■ DIRECTIVE ■
In the entries that follow, how many lines contain "name"? Answer with the number only.

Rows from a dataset
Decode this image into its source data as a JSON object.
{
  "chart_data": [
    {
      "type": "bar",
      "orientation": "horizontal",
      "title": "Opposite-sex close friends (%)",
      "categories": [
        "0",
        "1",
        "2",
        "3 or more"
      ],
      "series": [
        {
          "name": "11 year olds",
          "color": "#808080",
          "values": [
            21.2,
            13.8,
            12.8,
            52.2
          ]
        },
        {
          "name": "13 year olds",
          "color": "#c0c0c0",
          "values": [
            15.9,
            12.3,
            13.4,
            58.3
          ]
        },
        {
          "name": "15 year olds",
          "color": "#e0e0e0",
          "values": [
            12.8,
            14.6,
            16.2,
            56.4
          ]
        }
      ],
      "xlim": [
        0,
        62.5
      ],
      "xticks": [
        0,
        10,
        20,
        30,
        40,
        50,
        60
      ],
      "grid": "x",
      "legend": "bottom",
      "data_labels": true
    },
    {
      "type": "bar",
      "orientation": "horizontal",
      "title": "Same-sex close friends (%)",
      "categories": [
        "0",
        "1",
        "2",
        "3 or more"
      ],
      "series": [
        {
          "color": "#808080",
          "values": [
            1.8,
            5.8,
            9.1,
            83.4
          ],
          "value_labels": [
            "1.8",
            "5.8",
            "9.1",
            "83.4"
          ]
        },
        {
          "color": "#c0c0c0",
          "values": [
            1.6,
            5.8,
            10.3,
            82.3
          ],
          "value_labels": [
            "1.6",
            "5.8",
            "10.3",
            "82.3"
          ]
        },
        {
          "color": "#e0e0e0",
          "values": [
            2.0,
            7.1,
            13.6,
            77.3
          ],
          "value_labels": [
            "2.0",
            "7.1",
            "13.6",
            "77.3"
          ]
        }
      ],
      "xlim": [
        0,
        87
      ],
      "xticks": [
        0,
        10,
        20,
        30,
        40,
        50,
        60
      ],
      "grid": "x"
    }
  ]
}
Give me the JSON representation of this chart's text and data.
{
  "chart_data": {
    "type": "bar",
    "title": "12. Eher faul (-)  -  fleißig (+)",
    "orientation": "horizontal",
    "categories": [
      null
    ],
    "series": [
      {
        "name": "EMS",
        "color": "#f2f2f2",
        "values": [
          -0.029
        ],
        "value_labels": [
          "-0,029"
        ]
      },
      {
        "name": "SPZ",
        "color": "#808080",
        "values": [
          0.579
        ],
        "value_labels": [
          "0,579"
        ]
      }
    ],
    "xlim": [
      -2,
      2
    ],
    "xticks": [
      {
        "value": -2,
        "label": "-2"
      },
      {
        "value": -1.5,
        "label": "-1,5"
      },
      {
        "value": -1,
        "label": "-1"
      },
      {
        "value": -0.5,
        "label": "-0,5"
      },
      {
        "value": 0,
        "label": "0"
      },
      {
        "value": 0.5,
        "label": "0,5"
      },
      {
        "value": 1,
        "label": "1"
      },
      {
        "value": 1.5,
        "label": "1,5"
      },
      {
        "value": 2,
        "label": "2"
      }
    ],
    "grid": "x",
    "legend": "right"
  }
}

■ EXPECTED ANSWER ■
5